**Task goal**
Reproduce the entire listing word for word.

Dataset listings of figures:
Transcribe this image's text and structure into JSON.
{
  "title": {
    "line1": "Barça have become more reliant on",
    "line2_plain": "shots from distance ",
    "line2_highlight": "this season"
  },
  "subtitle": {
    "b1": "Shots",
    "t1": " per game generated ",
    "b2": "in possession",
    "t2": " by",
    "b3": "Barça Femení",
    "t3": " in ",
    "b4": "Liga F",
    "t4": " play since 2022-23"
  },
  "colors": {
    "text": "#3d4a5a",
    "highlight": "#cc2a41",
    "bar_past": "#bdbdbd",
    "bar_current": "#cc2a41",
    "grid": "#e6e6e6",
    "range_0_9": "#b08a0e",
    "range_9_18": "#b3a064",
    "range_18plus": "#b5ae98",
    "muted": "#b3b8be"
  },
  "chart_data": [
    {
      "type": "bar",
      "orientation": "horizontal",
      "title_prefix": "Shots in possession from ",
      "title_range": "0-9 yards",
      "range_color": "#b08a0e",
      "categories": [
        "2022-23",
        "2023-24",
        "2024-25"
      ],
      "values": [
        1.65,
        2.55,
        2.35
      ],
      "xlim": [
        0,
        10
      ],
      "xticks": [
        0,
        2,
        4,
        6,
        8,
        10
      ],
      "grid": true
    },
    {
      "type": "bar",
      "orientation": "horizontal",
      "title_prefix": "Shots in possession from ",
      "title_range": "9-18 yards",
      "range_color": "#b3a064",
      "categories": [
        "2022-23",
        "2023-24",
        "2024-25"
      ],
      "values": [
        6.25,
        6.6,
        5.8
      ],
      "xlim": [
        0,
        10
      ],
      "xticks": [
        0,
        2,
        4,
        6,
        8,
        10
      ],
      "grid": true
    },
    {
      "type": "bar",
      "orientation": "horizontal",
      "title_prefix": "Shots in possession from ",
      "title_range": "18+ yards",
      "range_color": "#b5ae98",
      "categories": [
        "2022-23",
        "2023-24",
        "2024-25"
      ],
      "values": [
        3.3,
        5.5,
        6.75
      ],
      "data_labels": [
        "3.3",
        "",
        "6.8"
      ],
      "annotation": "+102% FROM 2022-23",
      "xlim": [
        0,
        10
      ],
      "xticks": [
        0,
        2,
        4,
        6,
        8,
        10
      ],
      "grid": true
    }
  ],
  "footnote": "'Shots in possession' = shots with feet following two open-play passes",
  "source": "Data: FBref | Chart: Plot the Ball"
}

**In response**
Transcribe this image's text and structure into JSON.
{
  "title": {
    "line1": "Barça have become more reliant on",
    "line2_plain": "shots from distance ",
    "line2_highlight": "this season"
  },
  "subtitle": {
    "b1": "Shots",
    "t1": " per game generated ",
    "b2": "in possession",
    "t2": " by",
    "b3": "Barça Femení",
    "t3": " in ",
    "b4": "Liga F",
    "t4": " play since 2022-23"
  },
  "colors": {
    "text": "#3d4a5a",
    "highlight": "#cc2a41",
    "bar_past": "#bdbdbd",
    "bar_current": "#cc2a41",
    "grid": "#e6e6e6",
    "range_0_9": "#b08a0e",
    "range_9_18": "#b3a064",
    "range_18plus": "#b5ae98",
    "muted": "#b3b8be"
  },
  "chart_data": [
    {
      "type": "bar",
      "orientation": "horizontal",
      "title_prefix": "Shots in possession from ",
      "title_range": "0-9 yards",
      "range_color": "#b08a0e",
      "categories": [
        "2022-23",
        "2023-24",
        "2024-25"
      ],
      "values": [
        1.65,
        2.55,
        2.35
      ],
      "xlim": [
        0,
        10
      ],
      "xticks": [
        0,
        2,
        4,
        6,
        8,
        10
      ],
      "grid": true
    },
    {
      "type": "bar",
      "orientation": "horizontal",
      "title_prefix": "Shots in possession from ",
      "title_range": "9-18 yards",
      "range_color": "#b3a064",
      "categories": [
        "2022-23",
        "2023-24",
        "2024-25"
      ],
      "values": [
        6.25,
        6.6,
        5.8
      ],
      "xlim": [
        0,
        10
      ],
      "xticks": [
        0,
        2,
        4,
        6,
        8,
        10
      ],
      "grid": true
    },
    {
      "type": "bar",
      "orientation": "horizontal",
      "title_prefix": "Shots in possession from ",
      "title_range": "18+ yards",
      "range_color": "#b5ae98",
      "categories": [
        "2022-23",
        "2023-24",
        "2024-25"
      ],
      "values": [
        3.3,
        5.5,
        6.75
      ],
      "data_labels": [
        "3.3",
        "",
        "6.8"
      ],
      "annotation": "+102% FROM 2022-23",
      "xlim": [
        0,
        10
      ],
      "xticks": [
        0,
        2,
        4,
        6,
        8,
        10
      ],
      "grid": true
    }
  ],
  "footnote": "'Shots in possession' = shots with feet following two open-play passes",
  "source": "Data: FBref | Chart: Plot the Ball"
}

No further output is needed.